EXERCISE TASK: Reproduce the listing below verbatim.

#### INPUT ROWS

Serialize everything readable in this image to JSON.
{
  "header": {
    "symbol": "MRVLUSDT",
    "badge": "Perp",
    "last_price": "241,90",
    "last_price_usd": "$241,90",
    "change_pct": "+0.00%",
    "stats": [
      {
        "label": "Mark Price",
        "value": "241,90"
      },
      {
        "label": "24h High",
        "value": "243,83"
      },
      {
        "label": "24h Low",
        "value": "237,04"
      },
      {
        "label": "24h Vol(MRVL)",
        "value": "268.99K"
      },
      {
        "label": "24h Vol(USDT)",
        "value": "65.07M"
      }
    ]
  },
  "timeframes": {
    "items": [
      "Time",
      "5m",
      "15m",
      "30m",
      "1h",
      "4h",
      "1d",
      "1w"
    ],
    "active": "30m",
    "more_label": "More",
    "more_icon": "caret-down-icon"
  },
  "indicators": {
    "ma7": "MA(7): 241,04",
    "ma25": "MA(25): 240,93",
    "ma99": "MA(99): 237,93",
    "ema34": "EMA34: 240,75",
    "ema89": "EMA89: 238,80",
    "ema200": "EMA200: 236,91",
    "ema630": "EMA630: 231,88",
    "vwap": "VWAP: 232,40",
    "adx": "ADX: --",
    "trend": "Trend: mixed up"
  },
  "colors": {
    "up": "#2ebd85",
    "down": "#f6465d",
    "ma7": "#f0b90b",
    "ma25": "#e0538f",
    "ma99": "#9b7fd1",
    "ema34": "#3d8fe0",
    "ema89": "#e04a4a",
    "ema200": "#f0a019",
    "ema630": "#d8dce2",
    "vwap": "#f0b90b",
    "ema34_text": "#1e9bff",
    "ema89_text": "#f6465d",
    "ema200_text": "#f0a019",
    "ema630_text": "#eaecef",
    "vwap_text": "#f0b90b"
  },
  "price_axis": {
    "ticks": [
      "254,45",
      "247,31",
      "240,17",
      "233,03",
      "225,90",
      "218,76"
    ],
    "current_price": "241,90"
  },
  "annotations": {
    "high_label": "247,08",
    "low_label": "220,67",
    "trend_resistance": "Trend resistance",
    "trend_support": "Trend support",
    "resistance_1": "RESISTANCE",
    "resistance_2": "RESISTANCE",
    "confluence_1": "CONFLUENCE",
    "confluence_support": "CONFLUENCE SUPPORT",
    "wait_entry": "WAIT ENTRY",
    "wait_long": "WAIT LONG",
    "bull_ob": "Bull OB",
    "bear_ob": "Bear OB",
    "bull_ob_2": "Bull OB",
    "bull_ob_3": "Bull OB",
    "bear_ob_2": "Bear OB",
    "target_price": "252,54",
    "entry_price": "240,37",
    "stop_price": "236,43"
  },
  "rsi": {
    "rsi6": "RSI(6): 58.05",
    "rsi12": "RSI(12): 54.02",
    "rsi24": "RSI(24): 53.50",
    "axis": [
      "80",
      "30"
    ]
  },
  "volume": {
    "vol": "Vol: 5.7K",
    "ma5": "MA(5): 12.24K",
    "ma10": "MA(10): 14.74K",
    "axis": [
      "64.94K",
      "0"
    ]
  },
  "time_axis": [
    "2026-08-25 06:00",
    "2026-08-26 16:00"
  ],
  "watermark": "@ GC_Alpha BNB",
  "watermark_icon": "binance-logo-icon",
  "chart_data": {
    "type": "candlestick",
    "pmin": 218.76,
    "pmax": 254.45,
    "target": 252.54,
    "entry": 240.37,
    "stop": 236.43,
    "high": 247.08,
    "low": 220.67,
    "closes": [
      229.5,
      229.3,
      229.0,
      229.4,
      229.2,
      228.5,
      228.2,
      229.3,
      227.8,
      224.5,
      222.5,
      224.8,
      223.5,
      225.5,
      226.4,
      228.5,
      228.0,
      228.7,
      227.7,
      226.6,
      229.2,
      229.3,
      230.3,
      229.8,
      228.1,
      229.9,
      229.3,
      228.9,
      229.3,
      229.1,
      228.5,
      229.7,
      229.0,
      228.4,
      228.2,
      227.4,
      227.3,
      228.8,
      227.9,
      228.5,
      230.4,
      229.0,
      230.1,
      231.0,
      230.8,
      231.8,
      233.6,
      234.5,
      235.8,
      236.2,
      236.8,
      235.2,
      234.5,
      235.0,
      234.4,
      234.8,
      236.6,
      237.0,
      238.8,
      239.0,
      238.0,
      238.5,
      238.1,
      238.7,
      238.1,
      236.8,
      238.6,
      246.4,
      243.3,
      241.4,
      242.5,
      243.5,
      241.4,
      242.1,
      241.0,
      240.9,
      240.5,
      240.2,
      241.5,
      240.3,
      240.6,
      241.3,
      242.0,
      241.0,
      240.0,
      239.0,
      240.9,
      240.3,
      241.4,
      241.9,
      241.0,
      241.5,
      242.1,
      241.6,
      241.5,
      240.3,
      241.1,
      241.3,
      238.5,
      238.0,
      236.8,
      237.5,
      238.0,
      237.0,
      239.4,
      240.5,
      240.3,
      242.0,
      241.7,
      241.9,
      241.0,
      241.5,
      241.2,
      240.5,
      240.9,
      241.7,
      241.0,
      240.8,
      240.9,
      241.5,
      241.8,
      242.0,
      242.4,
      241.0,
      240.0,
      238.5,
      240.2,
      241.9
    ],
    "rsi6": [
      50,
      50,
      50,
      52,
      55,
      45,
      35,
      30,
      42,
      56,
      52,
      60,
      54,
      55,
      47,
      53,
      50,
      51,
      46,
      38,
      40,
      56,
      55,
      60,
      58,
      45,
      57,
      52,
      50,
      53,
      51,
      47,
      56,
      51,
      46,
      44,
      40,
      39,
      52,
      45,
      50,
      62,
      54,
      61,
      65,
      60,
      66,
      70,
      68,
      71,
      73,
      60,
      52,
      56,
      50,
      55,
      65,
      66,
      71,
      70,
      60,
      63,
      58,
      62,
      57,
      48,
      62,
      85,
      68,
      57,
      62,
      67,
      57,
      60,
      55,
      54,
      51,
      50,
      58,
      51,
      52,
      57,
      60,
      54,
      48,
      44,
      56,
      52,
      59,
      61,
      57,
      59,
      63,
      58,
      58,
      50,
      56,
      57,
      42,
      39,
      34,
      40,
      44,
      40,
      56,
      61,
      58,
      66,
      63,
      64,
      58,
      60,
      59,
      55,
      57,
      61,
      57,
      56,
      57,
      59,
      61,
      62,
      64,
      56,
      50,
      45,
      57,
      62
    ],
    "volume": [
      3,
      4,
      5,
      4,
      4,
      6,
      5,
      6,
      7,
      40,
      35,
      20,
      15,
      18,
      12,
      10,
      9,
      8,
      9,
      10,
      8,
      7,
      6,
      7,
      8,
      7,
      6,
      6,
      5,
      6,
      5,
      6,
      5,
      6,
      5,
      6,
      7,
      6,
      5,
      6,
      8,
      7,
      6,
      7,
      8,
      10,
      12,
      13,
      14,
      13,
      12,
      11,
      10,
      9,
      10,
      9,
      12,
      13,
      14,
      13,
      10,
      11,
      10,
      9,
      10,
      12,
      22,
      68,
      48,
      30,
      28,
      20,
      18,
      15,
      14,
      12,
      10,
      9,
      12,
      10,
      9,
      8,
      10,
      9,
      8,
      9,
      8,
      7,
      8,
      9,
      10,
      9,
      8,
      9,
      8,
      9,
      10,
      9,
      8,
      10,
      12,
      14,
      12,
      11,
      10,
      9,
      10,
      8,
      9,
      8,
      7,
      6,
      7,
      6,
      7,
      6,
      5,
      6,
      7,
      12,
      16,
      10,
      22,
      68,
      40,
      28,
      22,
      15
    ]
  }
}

########

COMPLETED TASK:
Serialize everything readable in this image to JSON.
{
  "header": {
    "symbol": "MRVLUSDT",
    "badge": "Perp",
    "last_price": "241,90",
    "last_price_usd": "$241,90",
    "change_pct": "+0.00%",
    "stats": [
      {
        "label": "Mark Price",
        "value": "241,90"
      },
      {
        "label": "24h High",
        "value": "243,83"
      },
      {
        "label": "24h Low",
        "value": "237,04"
      },
      {
        "label": "24h Vol(MRVL)",
        "value": "268.99K"
      },
      {
        "label": "24h Vol(USDT)",
        "value": "65.07M"
      }
    ]
  },
  "timeframes": {
    "items": [
      "Time",
      "5m",
      "15m",
      "30m",
      "1h",
      "4h",
      "1d",
      "1w"
    ],
    "active": "30m",
    "more_label": "More",
    "more_icon": "caret-down-icon"
  },
  "indicators": {
    "ma7": "MA(7): 241,04",
    "ma25": "MA(25): 240,93",
    "ma99": "MA(99): 237,93",
    "ema34": "EMA34: 240,75",
    "ema89": "EMA89: 238,80",
    "ema200": "EMA200: 236,91",
    "ema630": "EMA630: 231,88",
    "vwap": "VWAP: 232,40",
    "adx": "ADX: --",
    "trend": "Trend: mixed up"
  },
  "colors": {
    "up": "#2ebd85",
    "down": "#f6465d",
    "ma7": "#f0b90b",
    "ma25": "#e0538f",
    "ma99": "#9b7fd1",
    "ema34": "#3d8fe0",
    "ema89": "#e04a4a",
    "ema200": "#f0a019",
    "ema630": "#d8dce2",
    "vwap": "#f0b90b",
    "ema34_text": "#1e9bff",
    "ema89_text": "#f6465d",
    "ema200_text": "#f0a019",
    "ema630_text": "#eaecef",
    "vwap_text": "#f0b90b"
  },
  "price_axis": {
    "ticks": [
      "254,45",
      "247,31",
      "240,17",
      "233,03",
      "225,90",
      "218,76"
    ],
    "current_price": "241,90"
  },
  "annotations": {
    "high_label": "247,08",
    "low_label": "220,67",
    "trend_resistance": "Trend resistance",
    "trend_support": "Trend support",
    "resistance_1": "RESISTANCE",
    "resistance_2": "RESISTANCE",
    "confluence_1": "CONFLUENCE",
    "confluence_support": "CONFLUENCE SUPPORT",
    "wait_entry": "WAIT ENTRY",
    "wait_long": "WAIT LONG",
    "bull_ob": "Bull OB",
    "bear_ob": "Bear OB",
    "bull_ob_2": "Bull OB",
    "bull_ob_3": "Bull OB",
    "bear_ob_2": "Bear OB",
    "target_price": "252,54",
    "entry_price": "240,37",
    "stop_price": "236,43"
  },
  "rsi": {
    "rsi6": "RSI(6): 58.05",
    "rsi12": "RSI(12): 54.02",
    "rsi24": "RSI(24): 53.50",
    "axis": [
      "80",
      "30"
    ]
  },
  "volume": {
    "vol": "Vol: 5.7K",
    "ma5": "MA(5): 12.24K",
    "ma10": "MA(10): 14.74K",
    "axis": [
      "64.94K",
      "0"
    ]
  },
  "time_axis": [
    "2026-08-25 06:00",
    "2026-08-26 16:00"
  ],
  "watermark": "@ GC_Alpha BNB",
  "watermark_icon": "binance-logo-icon",
  "chart_data": {
    "type": "candlestick",
    "pmin": 218.76,
    "pmax": 254.45,
    "target": 252.54,
    "entry": 240.37,
    "stop": 236.43,
    "high": 247.08,
    "low": 220.67,
    "closes": [
      229.5,
      229.3,
      229.0,
      229.4,
      229.2,
      228.5,
      228.2,
      229.3,
      227.8,
      224.5,
      222.5,
      224.8,
      223.5,
      225.5,
      226.4,
      228.5,
      228.0,
      228.7,
      227.7,
      226.6,
      229.2,
      229.3,
      230.3,
      229.8,
      228.1,
      229.9,
      229.3,
      228.9,
      229.3,
      229.1,
      228.5,
      229.7,
      229.0,
      228.4,
      228.2,
      227.4,
      227.3,
      228.8,
      227.9,
      228.5,
      230.4,
      229.0,
      230.1,
      231.0,
      230.8,
      231.8,
      233.6,
      234.5,
      235.8,
      236.2,
      236.8,
      235.2,
      234.5,
      235.0,
      234.4,
      234.8,
      236.6,
      237.0,
      238.8,
      239.0,
      238.0,
      238.5,
      238.1,
      238.7,
      238.1,
      236.8,
      238.6,
      246.4,
      243.3,
      241.4,
      242.5,
      243.5,
      241.4,
      242.1,
      241.0,
      240.9,
      240.5,
      240.2,
      241.5,
      240.3,
      240.6,
      241.3,
      242.0,
      241.0,
      240.0,
      239.0,
      240.9,
      240.3,
      241.4,
      241.9,
      241.0,
      241.5,
      242.1,
      241.6,
      241.5,
      240.3,
      241.1,
      241.3,
      238.5,
      238.0,
      236.8,
      237.5,
      238.0,
      237.0,
      239.4,
      240.5,
      240.3,
      242.0,
      241.7,
      241.9,
      241.0,
      241.5,
      241.2,
      240.5,
      240.9,
      241.7,
      241.0,
      240.8,
      240.9,
      241.5,
      241.8,
      242.0,
      242.4,
      241.0,
      240.0,
      238.5,
      240.2,
      241.9
    ],
    "rsi6": [
      50,
      50,
      50,
      52,
      55,
      45,
      35,
      30,
      42,
      56,
      52,
      60,
      54,
      55,
      47,
      53,
      50,
      51,
      46,
      38,
      40,
      56,
      55,
      60,
      58,
      45,
      57,
      52,
      50,
      53,
      51,
      47,
      56,
      51,
      46,
      44,
      40,
      39,
      52,
      45,
      50,
      62,
      54,
      61,
      65,
      60,
      66,
      70,
      68,
      71,
      73,
      60,
      52,
      56,
      50,
      55,
      65,
      66,
      71,
      70,
      60,
      63,
      58,
      62,
      57,
      48,
      62,
      85,
      68,
      57,
      62,
      67,
      57,
      60,
      55,
      54,
      51,
      50,
      58,
      51,
      52,
      57,
      60,
      54,
      48,
      44,
      56,
      52,
      59,
      61,
      57,
      59,
      63,
      58,
      58,
      50,
      56,
      57,
      42,
      39,
      34,
      40,
      44,
      40,
      56,
      61,
      58,
      66,
      63,
      64,
      58,
      60,
      59,
      55,
      57,
      61,
      57,
      56,
      57,
      59,
      61,
      62,
      64,
      56,
      50,
      45,
      57,
      62
    ],
    "volume": [
      3,
      4,
      5,
      4,
      4,
      6,
      5,
      6,
      7,
      40,
      35,
      20,
      15,
      18,
      12,
      10,
      9,
      8,
      9,
      10,
      8,
      7,
      6,
      7,
      8,
      7,
      6,
      6,
      5,
      6,
      5,
      6,
      5,
      6,
      5,
      6,
      7,
      6,
      5,
      6,
      8,
      7,
      6,
      7,
      8,
      10,
      12,
      13,
      14,
      13,
      12,
      11,
      10,
      9,
      10,
      9,
      12,
      13,
      14,
      13,
      10,
      11,
      10,
      9,
      10,
      12,
      22,
      68,
      48,
      30,
      28,
      20,
      18,
      15,
      14,
      12,
      10,
      9,
      12,
      10,
      9,
      8,
      10,
      9,
      8,
      9,
      8,
      7,
      8,
      9,
      10,
      9,
      8,
      9,
      8,
      9,
      10,
      9,
      8,
      10,
      12,
      14,
      12,
      11,
      10,
      9,
      10,
      8,
      9,
      8,
      7,
      6,
      7,
      6,
      7,
      6,
      5,
      6,
      7,
      12,
      16,
      10,
      22,
      68,
      40,
      28,
      22,
      15
    ]
  }
}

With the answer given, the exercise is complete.